The exercise: Please write out the stretch of the garlic oil comments from "Cindy Mom the" through "with my salad.", word for word.

Document:
Cindy Mom the Lunch Lady
Garlic oil is a staple in our household thanks to my Italian husband. It is such a simple thing to make, but adds so much amazing flavour to recipes.
Giangi Townsend
Absolutely! the gentle and yet savory flavor of garlic is like no other
Jeannie
love this! Im a garlic person and trying it, I couldnt stop in using. Goes great with my salad.
Giangi Townsend
I am so happy you enjoyed it.
Thank you!
Jenn
I never thought to infuse my olive oil with garlic -this sounds so yummy! And it looks beautiful in the decanter, too! Sounds like a great gift idea as well.
Giangi Townsend
I love to give them away for the holidays or just ’cause.
Garlic and rosemary are my two favorites.
Enjoy!
julie
Oh my gawdddd I am all over this recipe, infused oils are the best! They provide lovely flavor additions to cooking, thanks girlie!

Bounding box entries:
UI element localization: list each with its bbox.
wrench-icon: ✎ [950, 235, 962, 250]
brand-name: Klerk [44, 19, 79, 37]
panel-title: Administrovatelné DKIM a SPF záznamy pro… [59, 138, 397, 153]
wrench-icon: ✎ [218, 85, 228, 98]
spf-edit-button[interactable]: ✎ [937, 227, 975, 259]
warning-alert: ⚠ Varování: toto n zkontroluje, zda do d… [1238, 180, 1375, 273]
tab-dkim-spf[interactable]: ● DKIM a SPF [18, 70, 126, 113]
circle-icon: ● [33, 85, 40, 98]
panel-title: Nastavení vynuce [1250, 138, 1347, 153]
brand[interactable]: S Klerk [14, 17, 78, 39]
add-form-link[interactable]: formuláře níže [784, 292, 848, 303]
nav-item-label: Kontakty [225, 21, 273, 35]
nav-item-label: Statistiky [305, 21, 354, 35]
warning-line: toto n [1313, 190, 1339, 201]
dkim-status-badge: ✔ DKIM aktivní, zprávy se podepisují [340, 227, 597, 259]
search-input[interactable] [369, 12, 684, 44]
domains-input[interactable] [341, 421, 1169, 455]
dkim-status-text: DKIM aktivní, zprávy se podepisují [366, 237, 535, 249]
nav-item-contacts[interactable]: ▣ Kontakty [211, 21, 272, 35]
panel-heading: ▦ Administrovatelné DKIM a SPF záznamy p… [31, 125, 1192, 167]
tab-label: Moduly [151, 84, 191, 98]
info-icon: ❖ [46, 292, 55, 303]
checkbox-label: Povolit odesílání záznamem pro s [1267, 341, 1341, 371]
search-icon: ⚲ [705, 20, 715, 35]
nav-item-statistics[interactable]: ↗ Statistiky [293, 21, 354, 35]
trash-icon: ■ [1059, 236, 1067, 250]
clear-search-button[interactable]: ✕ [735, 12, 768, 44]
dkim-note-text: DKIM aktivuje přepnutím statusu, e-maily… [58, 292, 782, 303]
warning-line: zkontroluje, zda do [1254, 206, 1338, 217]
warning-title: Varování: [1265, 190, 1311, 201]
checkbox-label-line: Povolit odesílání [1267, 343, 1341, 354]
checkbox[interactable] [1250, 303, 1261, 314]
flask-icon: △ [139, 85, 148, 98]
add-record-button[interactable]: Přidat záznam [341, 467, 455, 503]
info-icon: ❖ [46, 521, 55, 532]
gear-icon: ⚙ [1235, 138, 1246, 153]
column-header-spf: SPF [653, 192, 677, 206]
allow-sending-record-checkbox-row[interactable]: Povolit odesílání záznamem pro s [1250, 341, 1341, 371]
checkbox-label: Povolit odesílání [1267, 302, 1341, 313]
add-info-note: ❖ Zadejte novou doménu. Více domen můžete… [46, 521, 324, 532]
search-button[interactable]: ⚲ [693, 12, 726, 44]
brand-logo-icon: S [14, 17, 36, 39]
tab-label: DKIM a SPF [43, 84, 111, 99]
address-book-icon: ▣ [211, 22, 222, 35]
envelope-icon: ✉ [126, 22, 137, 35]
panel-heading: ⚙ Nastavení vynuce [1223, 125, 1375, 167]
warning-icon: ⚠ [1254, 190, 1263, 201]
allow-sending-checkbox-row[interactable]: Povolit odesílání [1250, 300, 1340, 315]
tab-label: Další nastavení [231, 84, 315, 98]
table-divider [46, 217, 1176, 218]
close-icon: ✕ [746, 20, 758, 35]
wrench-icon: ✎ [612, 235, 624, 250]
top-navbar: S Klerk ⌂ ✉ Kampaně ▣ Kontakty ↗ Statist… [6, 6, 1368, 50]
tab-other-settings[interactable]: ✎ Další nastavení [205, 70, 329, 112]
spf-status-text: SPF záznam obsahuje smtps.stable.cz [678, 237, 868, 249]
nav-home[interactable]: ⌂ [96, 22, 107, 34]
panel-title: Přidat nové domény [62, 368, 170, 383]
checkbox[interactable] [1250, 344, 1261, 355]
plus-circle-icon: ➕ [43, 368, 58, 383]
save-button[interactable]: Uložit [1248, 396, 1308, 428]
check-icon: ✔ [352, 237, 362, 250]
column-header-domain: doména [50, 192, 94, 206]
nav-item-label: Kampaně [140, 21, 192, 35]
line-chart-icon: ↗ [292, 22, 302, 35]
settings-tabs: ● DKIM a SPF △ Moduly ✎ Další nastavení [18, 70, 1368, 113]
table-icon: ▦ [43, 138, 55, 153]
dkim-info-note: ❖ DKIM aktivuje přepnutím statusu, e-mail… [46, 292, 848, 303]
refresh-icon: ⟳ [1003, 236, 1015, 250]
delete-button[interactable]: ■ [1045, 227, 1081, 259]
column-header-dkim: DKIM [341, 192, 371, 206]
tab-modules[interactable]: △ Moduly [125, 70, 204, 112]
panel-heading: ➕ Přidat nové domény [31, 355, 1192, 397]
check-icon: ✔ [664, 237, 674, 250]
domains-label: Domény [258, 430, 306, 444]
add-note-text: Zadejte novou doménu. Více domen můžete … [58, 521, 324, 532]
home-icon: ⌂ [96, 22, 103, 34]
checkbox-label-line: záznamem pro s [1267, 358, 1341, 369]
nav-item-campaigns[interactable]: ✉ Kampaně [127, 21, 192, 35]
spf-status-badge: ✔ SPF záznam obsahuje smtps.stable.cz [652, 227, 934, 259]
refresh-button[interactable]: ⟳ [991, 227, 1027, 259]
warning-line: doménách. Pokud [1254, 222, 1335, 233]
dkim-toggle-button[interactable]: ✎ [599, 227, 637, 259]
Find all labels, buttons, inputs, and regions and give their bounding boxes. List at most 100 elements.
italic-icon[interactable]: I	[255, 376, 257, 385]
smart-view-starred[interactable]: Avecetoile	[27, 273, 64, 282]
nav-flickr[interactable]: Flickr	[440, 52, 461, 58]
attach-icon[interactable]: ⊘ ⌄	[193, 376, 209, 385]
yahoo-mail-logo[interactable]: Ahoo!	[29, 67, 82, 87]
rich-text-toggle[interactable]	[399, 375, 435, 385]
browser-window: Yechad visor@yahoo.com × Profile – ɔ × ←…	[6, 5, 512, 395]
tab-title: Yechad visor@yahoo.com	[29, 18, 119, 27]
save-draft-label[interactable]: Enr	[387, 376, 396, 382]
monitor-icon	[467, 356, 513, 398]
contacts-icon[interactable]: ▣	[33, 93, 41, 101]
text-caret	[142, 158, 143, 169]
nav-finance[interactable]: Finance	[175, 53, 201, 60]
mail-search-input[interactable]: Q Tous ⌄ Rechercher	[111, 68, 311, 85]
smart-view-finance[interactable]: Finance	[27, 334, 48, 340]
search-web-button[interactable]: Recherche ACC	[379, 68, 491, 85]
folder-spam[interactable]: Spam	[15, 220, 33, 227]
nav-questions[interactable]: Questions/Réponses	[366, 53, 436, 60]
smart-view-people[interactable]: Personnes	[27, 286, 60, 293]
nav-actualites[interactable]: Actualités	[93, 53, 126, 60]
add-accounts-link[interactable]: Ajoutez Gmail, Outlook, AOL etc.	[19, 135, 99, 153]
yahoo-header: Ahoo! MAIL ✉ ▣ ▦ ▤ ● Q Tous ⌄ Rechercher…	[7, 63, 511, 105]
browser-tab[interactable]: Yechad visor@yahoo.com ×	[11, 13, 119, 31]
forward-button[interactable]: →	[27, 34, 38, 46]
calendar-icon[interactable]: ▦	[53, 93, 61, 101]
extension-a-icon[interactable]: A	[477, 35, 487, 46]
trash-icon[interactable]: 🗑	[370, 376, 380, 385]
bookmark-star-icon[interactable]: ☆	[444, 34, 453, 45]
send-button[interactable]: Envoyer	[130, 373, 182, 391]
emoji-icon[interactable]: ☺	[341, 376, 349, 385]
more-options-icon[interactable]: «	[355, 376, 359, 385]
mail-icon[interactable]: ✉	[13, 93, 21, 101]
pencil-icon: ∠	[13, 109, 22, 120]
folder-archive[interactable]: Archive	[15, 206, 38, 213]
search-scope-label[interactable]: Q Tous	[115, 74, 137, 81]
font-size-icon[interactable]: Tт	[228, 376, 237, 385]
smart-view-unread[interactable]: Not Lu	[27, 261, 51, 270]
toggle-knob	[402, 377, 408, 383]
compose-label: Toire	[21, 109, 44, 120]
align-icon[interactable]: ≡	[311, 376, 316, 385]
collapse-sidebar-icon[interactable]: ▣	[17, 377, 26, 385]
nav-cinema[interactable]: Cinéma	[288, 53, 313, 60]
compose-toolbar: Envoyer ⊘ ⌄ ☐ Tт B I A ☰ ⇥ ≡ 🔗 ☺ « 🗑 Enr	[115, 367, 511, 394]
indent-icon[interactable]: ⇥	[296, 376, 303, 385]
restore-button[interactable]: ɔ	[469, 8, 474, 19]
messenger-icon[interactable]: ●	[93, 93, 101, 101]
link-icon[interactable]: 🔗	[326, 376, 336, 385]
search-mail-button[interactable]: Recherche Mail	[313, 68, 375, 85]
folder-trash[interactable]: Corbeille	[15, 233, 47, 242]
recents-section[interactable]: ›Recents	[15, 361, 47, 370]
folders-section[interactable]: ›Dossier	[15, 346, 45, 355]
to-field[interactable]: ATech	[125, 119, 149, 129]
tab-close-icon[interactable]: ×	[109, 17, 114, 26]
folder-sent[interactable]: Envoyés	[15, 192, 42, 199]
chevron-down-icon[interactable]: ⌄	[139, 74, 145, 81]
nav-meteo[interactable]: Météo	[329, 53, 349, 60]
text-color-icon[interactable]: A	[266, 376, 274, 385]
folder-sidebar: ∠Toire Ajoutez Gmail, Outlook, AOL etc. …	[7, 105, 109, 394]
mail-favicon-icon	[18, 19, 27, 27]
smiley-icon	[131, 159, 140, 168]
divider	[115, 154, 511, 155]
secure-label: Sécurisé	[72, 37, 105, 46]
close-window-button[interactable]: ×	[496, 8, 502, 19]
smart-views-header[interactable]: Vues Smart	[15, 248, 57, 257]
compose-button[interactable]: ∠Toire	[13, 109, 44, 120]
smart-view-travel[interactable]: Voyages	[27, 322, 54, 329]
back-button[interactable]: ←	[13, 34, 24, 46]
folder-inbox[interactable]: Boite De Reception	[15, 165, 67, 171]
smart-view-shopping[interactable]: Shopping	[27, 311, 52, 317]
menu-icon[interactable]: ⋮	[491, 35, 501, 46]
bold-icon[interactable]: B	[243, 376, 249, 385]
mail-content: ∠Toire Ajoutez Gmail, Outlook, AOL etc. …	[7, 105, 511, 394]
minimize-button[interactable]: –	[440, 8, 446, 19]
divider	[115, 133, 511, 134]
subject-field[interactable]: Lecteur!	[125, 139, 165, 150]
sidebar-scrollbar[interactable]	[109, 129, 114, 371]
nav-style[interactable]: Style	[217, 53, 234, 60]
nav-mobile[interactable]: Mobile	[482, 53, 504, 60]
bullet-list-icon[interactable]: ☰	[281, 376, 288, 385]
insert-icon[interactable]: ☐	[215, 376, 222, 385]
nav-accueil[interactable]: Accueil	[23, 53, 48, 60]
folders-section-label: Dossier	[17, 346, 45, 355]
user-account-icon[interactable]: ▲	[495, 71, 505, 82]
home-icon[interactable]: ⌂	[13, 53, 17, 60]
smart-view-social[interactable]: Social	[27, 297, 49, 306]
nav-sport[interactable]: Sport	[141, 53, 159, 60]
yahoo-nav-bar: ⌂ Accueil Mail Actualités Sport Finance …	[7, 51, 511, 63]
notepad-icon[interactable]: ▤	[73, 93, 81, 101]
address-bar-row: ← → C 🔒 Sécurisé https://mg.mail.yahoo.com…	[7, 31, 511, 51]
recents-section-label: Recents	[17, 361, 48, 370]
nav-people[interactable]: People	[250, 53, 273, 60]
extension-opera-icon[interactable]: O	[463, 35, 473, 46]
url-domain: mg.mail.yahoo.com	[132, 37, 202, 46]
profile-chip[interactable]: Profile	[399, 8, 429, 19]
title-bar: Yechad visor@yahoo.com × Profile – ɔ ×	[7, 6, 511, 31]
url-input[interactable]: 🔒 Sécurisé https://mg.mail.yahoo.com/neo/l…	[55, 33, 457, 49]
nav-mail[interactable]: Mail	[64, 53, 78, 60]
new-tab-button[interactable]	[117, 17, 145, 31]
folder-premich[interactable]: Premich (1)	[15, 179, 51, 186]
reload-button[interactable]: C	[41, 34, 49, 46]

The answer:
Cindy Mom the Lunch Lady
Garlic oil is a staple in our household thanks to my Italian husband. It is such a simple thing to make, but adds so much amazing flavour to recipes.
Giangi Townsend
Absolutely! the gentle and yet savory flavor of garlic is like no other
Jeannie
love this! Im a garlic person and trying it, I couldnt stop in using. Goes great with my salad.